● **STATED EXERCISE**
Keep the images out and copy every entry below exactly.

● **DATA LINES**

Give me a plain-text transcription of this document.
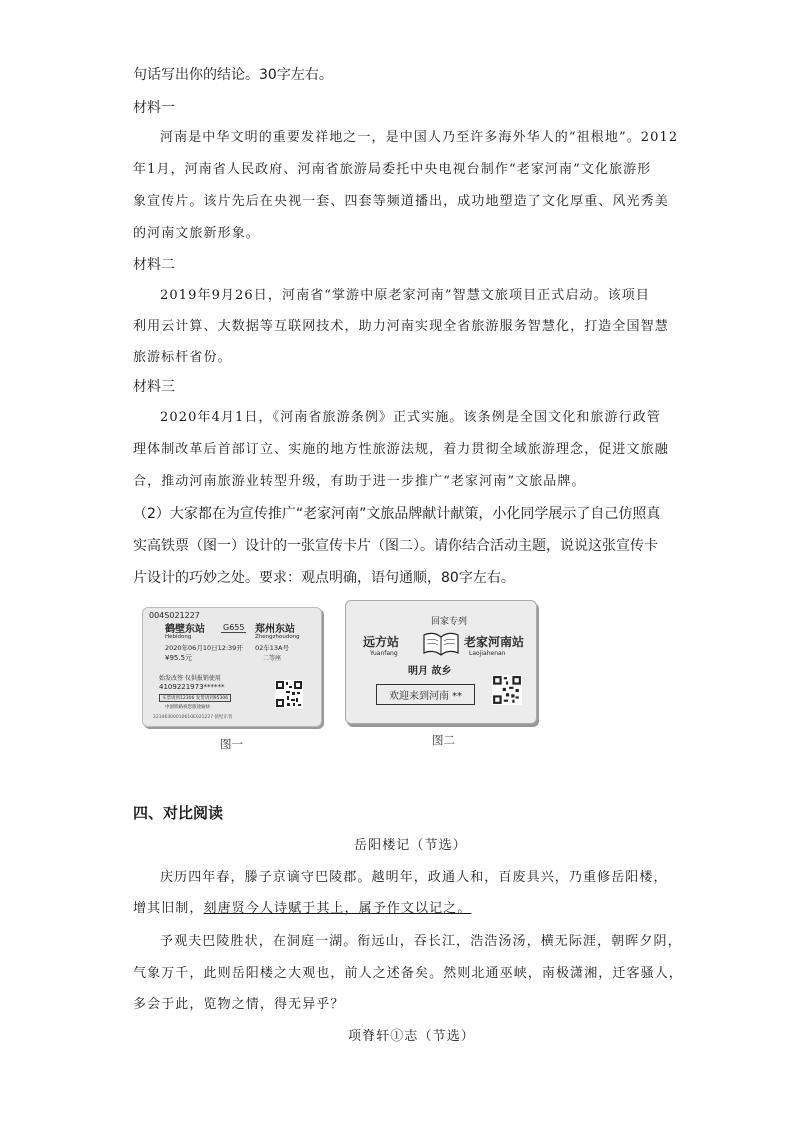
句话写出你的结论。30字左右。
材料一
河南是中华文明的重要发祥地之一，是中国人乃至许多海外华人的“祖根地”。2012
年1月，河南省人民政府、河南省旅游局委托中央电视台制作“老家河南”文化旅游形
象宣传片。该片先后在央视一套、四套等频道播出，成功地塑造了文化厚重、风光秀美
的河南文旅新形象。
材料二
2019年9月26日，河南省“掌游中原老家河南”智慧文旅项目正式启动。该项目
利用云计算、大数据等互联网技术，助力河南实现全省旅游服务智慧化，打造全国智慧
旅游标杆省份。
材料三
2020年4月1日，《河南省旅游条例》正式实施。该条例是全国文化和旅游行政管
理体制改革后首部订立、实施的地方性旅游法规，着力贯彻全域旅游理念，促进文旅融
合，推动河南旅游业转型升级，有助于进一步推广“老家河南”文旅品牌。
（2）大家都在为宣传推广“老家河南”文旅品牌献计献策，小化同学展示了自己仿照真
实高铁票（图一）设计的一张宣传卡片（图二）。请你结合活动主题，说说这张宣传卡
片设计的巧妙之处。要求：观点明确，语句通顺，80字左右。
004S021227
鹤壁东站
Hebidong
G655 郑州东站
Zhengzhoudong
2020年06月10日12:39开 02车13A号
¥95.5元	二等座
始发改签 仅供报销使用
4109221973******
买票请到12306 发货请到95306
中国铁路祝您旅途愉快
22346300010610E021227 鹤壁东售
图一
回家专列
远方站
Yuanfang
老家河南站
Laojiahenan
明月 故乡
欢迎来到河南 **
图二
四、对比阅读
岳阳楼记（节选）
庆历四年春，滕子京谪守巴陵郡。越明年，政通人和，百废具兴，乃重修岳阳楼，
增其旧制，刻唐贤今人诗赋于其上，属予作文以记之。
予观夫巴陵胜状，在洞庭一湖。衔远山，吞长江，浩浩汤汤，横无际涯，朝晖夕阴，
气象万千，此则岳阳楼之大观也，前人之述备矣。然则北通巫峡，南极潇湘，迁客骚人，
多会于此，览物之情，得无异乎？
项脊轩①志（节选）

● **OUTPUT FOR THIS TASK**
Give me a plain-text transcription of this document.
句话写出你的结论。30字左右。
材料一
河南是中华文明的重要发祥地之一，是中国人乃至许多海外华人的“祖根地”。2012
年1月，河南省人民政府、河南省旅游局委托中央电视台制作“老家河南”文化旅游形
象宣传片。该片先后在央视一套、四套等频道播出，成功地塑造了文化厚重、风光秀美
的河南文旅新形象。
材料二
2019年9月26日，河南省“掌游中原老家河南”智慧文旅项目正式启动。该项目
利用云计算、大数据等互联网技术，助力河南实现全省旅游服务智慧化，打造全国智慧
旅游标杆省份。
材料三
2020年4月1日，《河南省旅游条例》正式实施。该条例是全国文化和旅游行政管
理体制改革后首部订立、实施的地方性旅游法规，着力贯彻全域旅游理念，促进文旅融
合，推动河南旅游业转型升级，有助于进一步推广“老家河南”文旅品牌。
（2）大家都在为宣传推广“老家河南”文旅品牌献计献策，小化同学展示了自己仿照真
实高铁票（图一）设计的一张宣传卡片（图二）。请你结合活动主题，说说这张宣传卡
片设计的巧妙之处。要求：观点明确，语句通顺，80字左右。
004S021227
鹤壁东站
Hebidong
G655 郑州东站
Zhengzhoudong
2020年06月10日12:39开 02车13A号
¥95.5元	二等座
始发改签 仅供报销使用
4109221973******
买票请到12306 发货请到95306
中国铁路祝您旅途愉快
22346300010610E021227 鹤壁东售
图一
回家专列
远方站
Yuanfang
老家河南站
Laojiahenan
明月 故乡
欢迎来到河南 **
图二
四、对比阅读
岳阳楼记（节选）
庆历四年春，滕子京谪守巴陵郡。越明年，政通人和，百废具兴，乃重修岳阳楼，
增其旧制，刻唐贤今人诗赋于其上，属予作文以记之。
予观夫巴陵胜状，在洞庭一湖。衔远山，吞长江，浩浩汤汤，横无际涯，朝晖夕阴，
气象万千，此则岳阳楼之大观也，前人之述备矣。然则北通巫峡，南极潇湘，迁客骚人，
多会于此，览物之情，得无异乎？
项脊轩①志（节选）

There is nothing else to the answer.